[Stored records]

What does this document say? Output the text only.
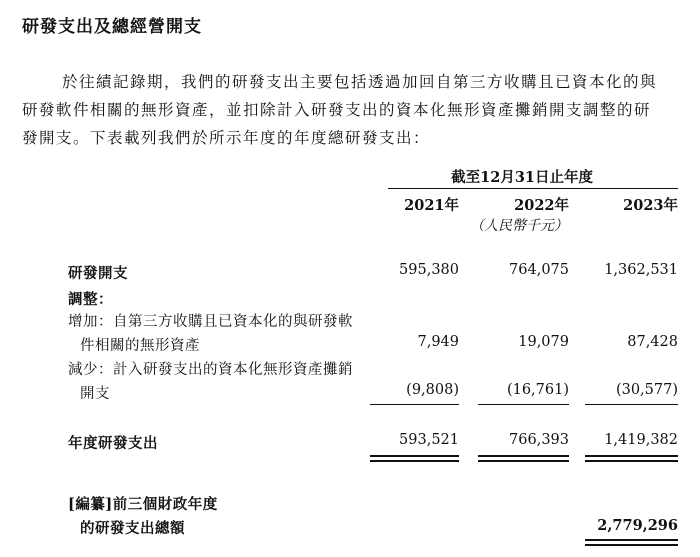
研發支出及總經營開支
於往績記錄期，我們的研發支出主要包括透過加回自第三方收購且已資本化的與
研發軟件相關的無形資產，並扣除計入研發支出的資本化無形資產攤銷開支調整的研
發開支。下表載列我們於所示年度的年度總研發支出：
截至12月31日止年度
2021年	2022年	2023年
（人民幣千元）
研發開支	595,380	764,075 1,362,531
調整：
增加：自第三方收購且已資本化的與研發軟
件相關的無形資產	7,949	19,079	87,428
減少：計入研發支出的資本化無形資產攤銷
開支	(9,808)	(16,761)	(30,577)
年度研發支出	593,521	766,393 1,419,382
[編纂]前三個財政年度
的研發支出總額	2,779,296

* **Exercise aim**
Copy each line of the records precisely and drop any images they hold.

* **Answer to this problem**
What does this document say? Output the text only.
研發支出及總經營開支
於往績記錄期，我們的研發支出主要包括透過加回自第三方收購且已資本化的與
研發軟件相關的無形資產，並扣除計入研發支出的資本化無形資產攤銷開支調整的研
發開支。下表載列我們於所示年度的年度總研發支出：
截至12月31日止年度
2021年	2022年	2023年
（人民幣千元）
研發開支	595,380	764,075 1,362,531
調整：
增加：自第三方收購且已資本化的與研發軟
件相關的無形資產	7,949	19,079	87,428
減少：計入研發支出的資本化無形資產攤銷
開支	(9,808)	(16,761)	(30,577)
年度研發支出	593,521	766,393 1,419,382
[編纂]前三個財政年度
的研發支出總額	2,779,296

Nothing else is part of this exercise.